- [What is required] Repeat each record below exactly, dropping the pictures.

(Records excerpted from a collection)
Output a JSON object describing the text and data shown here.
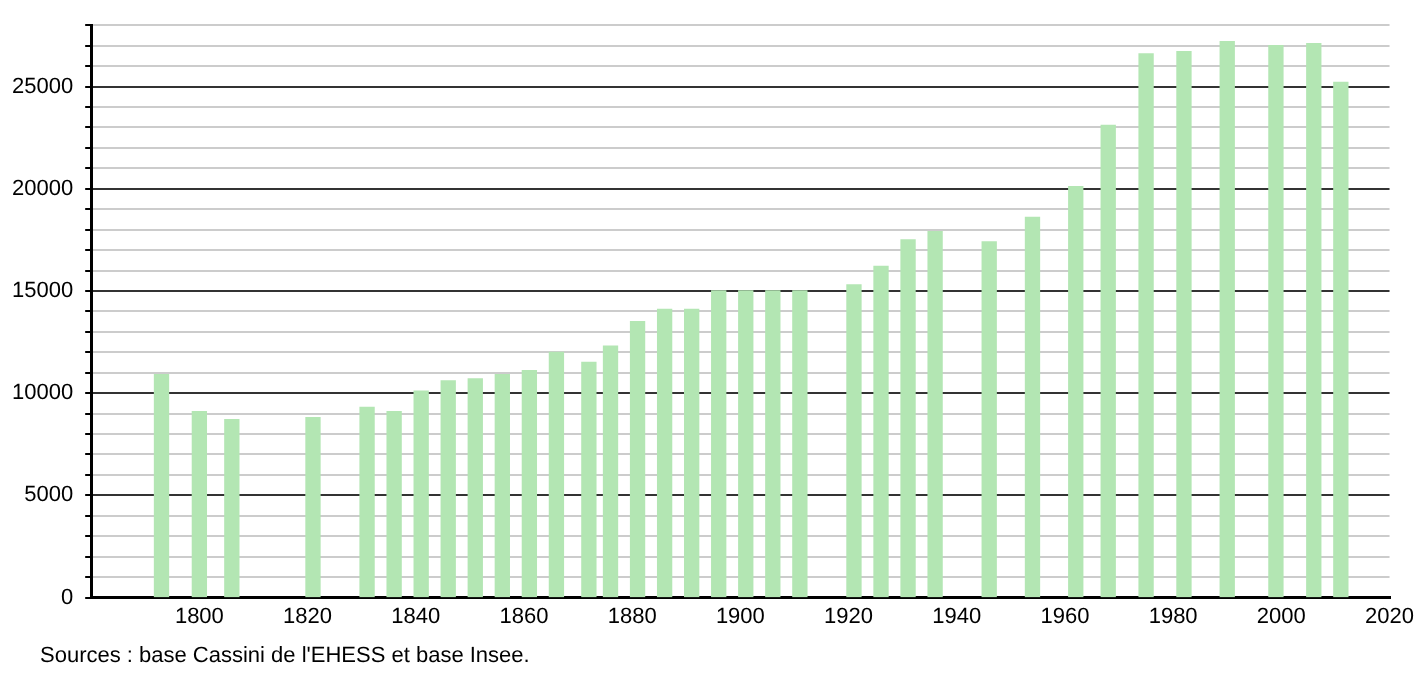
{
  "chart_data": {
    "type": "bar",
    "x": [
      1793,
      1800,
      1806,
      1821,
      1831,
      1836,
      1841,
      1846,
      1851,
      1856,
      1861,
      1866,
      1872,
      1876,
      1881,
      1886,
      1891,
      1896,
      1901,
      1906,
      1911,
      1921,
      1926,
      1931,
      1936,
      1946,
      1954,
      1962,
      1968,
      1975,
      1982,
      1990,
      1999,
      2006,
      2011
    ],
    "values": [
      10900,
      9100,
      8700,
      8800,
      9300,
      9100,
      10100,
      10600,
      10700,
      10900,
      11100,
      12000,
      11500,
      12300,
      13500,
      14100,
      14100,
      15000,
      15000,
      15000,
      15000,
      15300,
      16200,
      17500,
      17900,
      17400,
      18600,
      20100,
      23100,
      26600,
      26700,
      27200,
      27000,
      27100,
      25200
    ],
    "color": "#b3e6b3",
    "xlim": [
      1780,
      2020
    ],
    "xticks": [
      1800,
      1820,
      1840,
      1860,
      1880,
      1900,
      1920,
      1940,
      1960,
      1980,
      2000,
      2020
    ],
    "ylim": [
      0,
      28000
    ],
    "yticks": [
      0,
      {
        "value": 1000,
        "label": null
      },
      {
        "value": 2000,
        "label": null
      },
      {
        "value": 3000,
        "label": null
      },
      {
        "value": 4000,
        "label": null
      },
      5000,
      {
        "value": 6000,
        "label": null
      },
      {
        "value": 7000,
        "label": null
      },
      {
        "value": 8000,
        "label": null
      },
      {
        "value": 9000,
        "label": null
      },
      10000,
      {
        "value": 11000,
        "label": null
      },
      {
        "value": 12000,
        "label": null
      },
      {
        "value": 13000,
        "label": null
      },
      {
        "value": 14000,
        "label": null
      },
      15000,
      {
        "value": 16000,
        "label": null
      },
      {
        "value": 17000,
        "label": null
      },
      {
        "value": 18000,
        "label": null
      },
      {
        "value": 19000,
        "label": null
      },
      20000,
      {
        "value": 21000,
        "label": null
      },
      {
        "value": 22000,
        "label": null
      },
      {
        "value": 23000,
        "label": null
      },
      {
        "value": 24000,
        "label": null
      },
      25000,
      {
        "value": 26000,
        "label": null
      },
      {
        "value": 27000,
        "label": null
      },
      {
        "value": 28000,
        "label": null
      }
    ],
    "grid": "y",
    "annotations": [
      "Sources : base Cassini de l'EHESS et base Insee."
    ]
  }
}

- [Correct result]
Output a JSON object describing the text and data shown here.
{
  "chart_data": {
    "type": "bar",
    "x": [
      1793,
      1800,
      1806,
      1821,
      1831,
      1836,
      1841,
      1846,
      1851,
      1856,
      1861,
      1866,
      1872,
      1876,
      1881,
      1886,
      1891,
      1896,
      1901,
      1906,
      1911,
      1921,
      1926,
      1931,
      1936,
      1946,
      1954,
      1962,
      1968,
      1975,
      1982,
      1990,
      1999,
      2006,
      2011
    ],
    "values": [
      10900,
      9100,
      8700,
      8800,
      9300,
      9100,
      10100,
      10600,
      10700,
      10900,
      11100,
      12000,
      11500,
      12300,
      13500,
      14100,
      14100,
      15000,
      15000,
      15000,
      15000,
      15300,
      16200,
      17500,
      17900,
      17400,
      18600,
      20100,
      23100,
      26600,
      26700,
      27200,
      27000,
      27100,
      25200
    ],
    "color": "#b3e6b3",
    "xlim": [
      1780,
      2020
    ],
    "xticks": [
      1800,
      1820,
      1840,
      1860,
      1880,
      1900,
      1920,
      1940,
      1960,
      1980,
      2000,
      2020
    ],
    "ylim": [
      0,
      28000
    ],
    "yticks": [
      0,
      {
        "value": 1000,
        "label": null
      },
      {
        "value": 2000,
        "label": null
      },
      {
        "value": 3000,
        "label": null
      },
      {
        "value": 4000,
        "label": null
      },
      5000,
      {
        "value": 6000,
        "label": null
      },
      {
        "value": 7000,
        "label": null
      },
      {
        "value": 8000,
        "label": null
      },
      {
        "value": 9000,
        "label": null
      },
      10000,
      {
        "value": 11000,
        "label": null
      },
      {
        "value": 12000,
        "label": null
      },
      {
        "value": 13000,
        "label": null
      },
      {
        "value": 14000,
        "label": null
      },
      15000,
      {
        "value": 16000,
        "label": null
      },
      {
        "value": 17000,
        "label": null
      },
      {
        "value": 18000,
        "label": null
      },
      {
        "value": 19000,
        "label": null
      },
      20000,
      {
        "value": 21000,
        "label": null
      },
      {
        "value": 22000,
        "label": null
      },
      {
        "value": 23000,
        "label": null
      },
      {
        "value": 24000,
        "label": null
      },
      25000,
      {
        "value": 26000,
        "label": null
      },
      {
        "value": 27000,
        "label": null
      },
      {
        "value": 28000,
        "label": null
      }
    ],
    "grid": "y",
    "annotations": [
      "Sources : base Cassini de l'EHESS et base Insee."
    ]
  }
}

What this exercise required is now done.